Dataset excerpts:
————————
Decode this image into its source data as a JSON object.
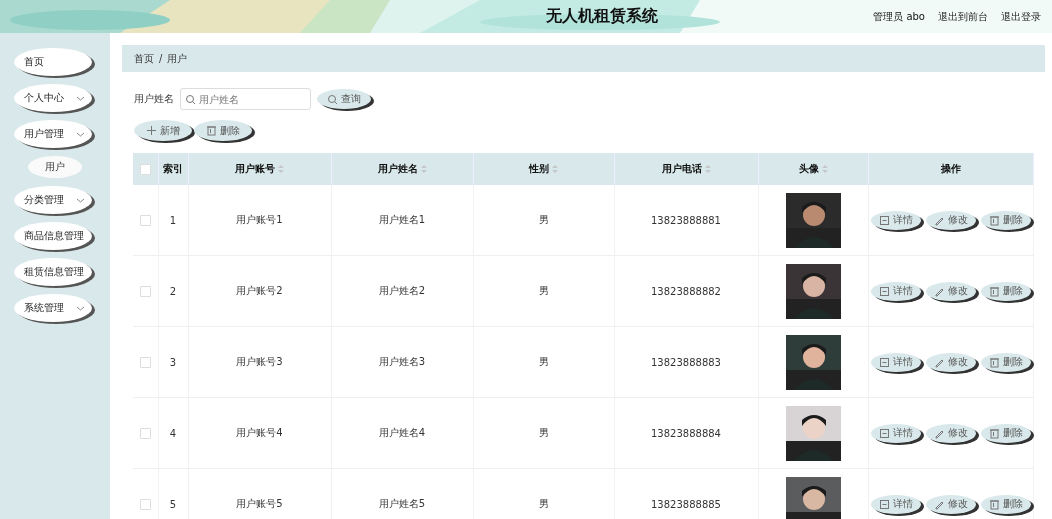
{
  "header": {
    "title": "无人机租赁系统",
    "links": [
      {
        "kind": "text",
        "label": "管理员 abo"
      },
      {
        "kind": "link",
        "label": "退出到前台"
      },
      {
        "kind": "link",
        "label": "退出登录"
      }
    ]
  },
  "sidebar": {
    "items": [
      {
        "label": "首页",
        "kind": "menu",
        "expandable": false,
        "selected": false
      },
      {
        "label": "个人中心",
        "kind": "menu",
        "expandable": true,
        "selected": false
      },
      {
        "label": "用户管理",
        "kind": "menu",
        "expandable": true,
        "selected": false
      },
      {
        "label": "用户",
        "kind": "submenu",
        "expandable": false,
        "selected": true
      },
      {
        "label": "分类管理",
        "kind": "menu",
        "expandable": true,
        "selected": false
      },
      {
        "label": "商品信息管理",
        "kind": "menu",
        "expandable": false,
        "selected": false
      },
      {
        "label": "租赁信息管理",
        "kind": "menu",
        "expandable": false,
        "selected": false
      },
      {
        "label": "系统管理",
        "kind": "menu",
        "expandable": true,
        "selected": false
      }
    ]
  },
  "breadcrumb": [
    "首页",
    "/",
    "用户"
  ],
  "search": {
    "label": "用户姓名",
    "placeholder": "用户姓名",
    "button": "查询"
  },
  "toolbar": [
    {
      "kind": "add",
      "label": "新增"
    },
    {
      "kind": "delete",
      "label": "删除"
    }
  ],
  "table": {
    "columns": [
      {
        "kind": "check",
        "checked": false
      },
      {
        "kind": "text",
        "label": "索引",
        "sortable": false
      },
      {
        "kind": "text",
        "label": "用户账号",
        "sortable": true
      },
      {
        "kind": "text",
        "label": "用户姓名",
        "sortable": true
      },
      {
        "kind": "text",
        "label": "性别",
        "sortable": true
      },
      {
        "kind": "text",
        "label": "用户电话",
        "sortable": true
      },
      {
        "kind": "text",
        "label": "头像",
        "sortable": true
      },
      {
        "kind": "text",
        "label": "操作",
        "sortable": false
      }
    ],
    "rows": [
      {
        "checked": false,
        "index": "1",
        "account": "用户账号1",
        "name": "用户姓名1",
        "gender": "男",
        "phone": "13823888881",
        "actions": [
          {
            "kind": "detail",
            "label": "详情"
          },
          {
            "kind": "edit",
            "label": "修改"
          },
          {
            "kind": "delete",
            "label": "删除"
          }
        ]
      },
      {
        "checked": false,
        "index": "2",
        "account": "用户账号2",
        "name": "用户姓名2",
        "gender": "男",
        "phone": "13823888882",
        "actions": [
          {
            "kind": "detail",
            "label": "详情"
          },
          {
            "kind": "edit",
            "label": "修改"
          },
          {
            "kind": "delete",
            "label": "删除"
          }
        ]
      },
      {
        "checked": false,
        "index": "3",
        "account": "用户账号3",
        "name": "用户姓名3",
        "gender": "男",
        "phone": "13823888883",
        "actions": [
          {
            "kind": "detail",
            "label": "详情"
          },
          {
            "kind": "edit",
            "label": "修改"
          },
          {
            "kind": "delete",
            "label": "删除"
          }
        ]
      },
      {
        "checked": false,
        "index": "4",
        "account": "用户账号4",
        "name": "用户姓名4",
        "gender": "男",
        "phone": "13823888884",
        "actions": [
          {
            "kind": "detail",
            "label": "详情"
          },
          {
            "kind": "edit",
            "label": "修改"
          },
          {
            "kind": "delete",
            "label": "删除"
          }
        ]
      },
      {
        "checked": false,
        "index": "5",
        "account": "用户账号5",
        "name": "用户姓名5",
        "gender": "男",
        "phone": "13823888885",
        "actions": [
          {
            "kind": "detail",
            "label": "详情"
          },
          {
            "kind": "edit",
            "label": "修改"
          },
          {
            "kind": "delete",
            "label": "删除"
          }
        ]
      }
    ]
  }
}
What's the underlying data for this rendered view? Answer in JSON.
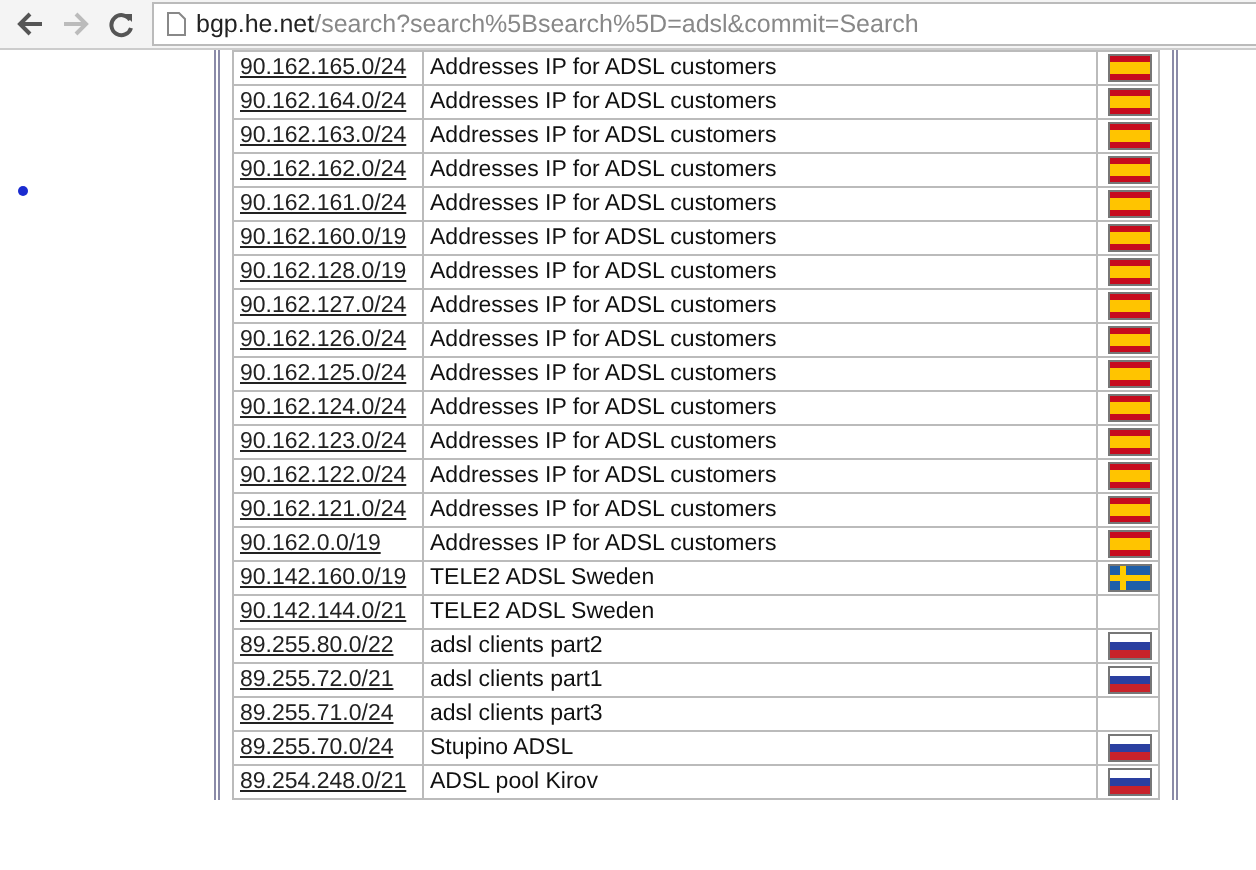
————————
> [Exercise directions]: Each record should be quoted exactly, with the images omitted.

> [Solution for this problem]:
Decode this image into its source data as a JSON object.
{
  "header": {
    "title": "无人机租赁系统",
    "links": [
      {
        "kind": "text",
        "label": "管理员 abo"
      },
      {
        "kind": "link",
        "label": "退出到前台"
      },
      {
        "kind": "link",
        "label": "退出登录"
      }
    ]
  },
  "sidebar": {
    "items": [
      {
        "label": "首页",
        "kind": "menu",
        "expandable": false,
        "selected": false
      },
      {
        "label": "个人中心",
        "kind": "menu",
        "expandable": true,
        "selected": false
      },
      {
        "label": "用户管理",
        "kind": "menu",
        "expandable": true,
        "selected": false
      },
      {
        "label": "用户",
        "kind": "submenu",
        "expandable": false,
        "selected": true
      },
      {
        "label": "分类管理",
        "kind": "menu",
        "expandable": true,
        "selected": false
      },
      {
        "label": "商品信息管理",
        "kind": "menu",
        "expandable": false,
        "selected": false
      },
      {
        "label": "租赁信息管理",
        "kind": "menu",
        "expandable": false,
        "selected": false
      },
      {
        "label": "系统管理",
        "kind": "menu",
        "expandable": true,
        "selected": false
      }
    ]
  },
  "breadcrumb": [
    "首页",
    "/",
    "用户"
  ],
  "search": {
    "label": "用户姓名",
    "placeholder": "用户姓名",
    "button": "查询"
  },
  "toolbar": [
    {
      "kind": "add",
      "label": "新增"
    },
    {
      "kind": "delete",
      "label": "删除"
    }
  ],
  "table": {
    "columns": [
      {
        "kind": "check",
        "checked": false
      },
      {
        "kind": "text",
        "label": "索引",
        "sortable": false
      },
      {
        "kind": "text",
        "label": "用户账号",
        "sortable": true
      },
      {
        "kind": "text",
        "label": "用户姓名",
        "sortable": true
      },
      {
        "kind": "text",
        "label": "性别",
        "sortable": true
      },
      {
        "kind": "text",
        "label": "用户电话",
        "sortable": true
      },
      {
        "kind": "text",
        "label": "头像",
        "sortable": true
      },
      {
        "kind": "text",
        "label": "操作",
        "sortable": false
      }
    ],
    "rows": [
      {
        "checked": false,
        "index": "1",
        "account": "用户账号1",
        "name": "用户姓名1",
        "gender": "男",
        "phone": "13823888881",
        "actions": [
          {
            "kind": "detail",
            "label": "详情"
          },
          {
            "kind": "edit",
            "label": "修改"
          },
          {
            "kind": "delete",
            "label": "删除"
          }
        ]
      },
      {
        "checked": false,
        "index": "2",
        "account": "用户账号2",
        "name": "用户姓名2",
        "gender": "男",
        "phone": "13823888882",
        "actions": [
          {
            "kind": "detail",
            "label": "详情"
          },
          {
            "kind": "edit",
            "label": "修改"
          },
          {
            "kind": "delete",
            "label": "删除"
          }
        ]
      },
      {
        "checked": false,
        "index": "3",
        "account": "用户账号3",
        "name": "用户姓名3",
        "gender": "男",
        "phone": "13823888883",
        "actions": [
          {
            "kind": "detail",
            "label": "详情"
          },
          {
            "kind": "edit",
            "label": "修改"
          },
          {
            "kind": "delete",
            "label": "删除"
          }
        ]
      },
      {
        "checked": false,
        "index": "4",
        "account": "用户账号4",
        "name": "用户姓名4",
        "gender": "男",
        "phone": "13823888884",
        "actions": [
          {
            "kind": "detail",
            "label": "详情"
          },
          {
            "kind": "edit",
            "label": "修改"
          },
          {
            "kind": "delete",
            "label": "删除"
          }
        ]
      },
      {
        "checked": false,
        "index": "5",
        "account": "用户账号5",
        "name": "用户姓名5",
        "gender": "男",
        "phone": "13823888885",
        "actions": [
          {
            "kind": "detail",
            "label": "详情"
          },
          {
            "kind": "edit",
            "label": "修改"
          },
          {
            "kind": "delete",
            "label": "删除"
          }
        ]
      }
    ]
  }
}
What's the underlying data for this rendered view? Answer in JSON.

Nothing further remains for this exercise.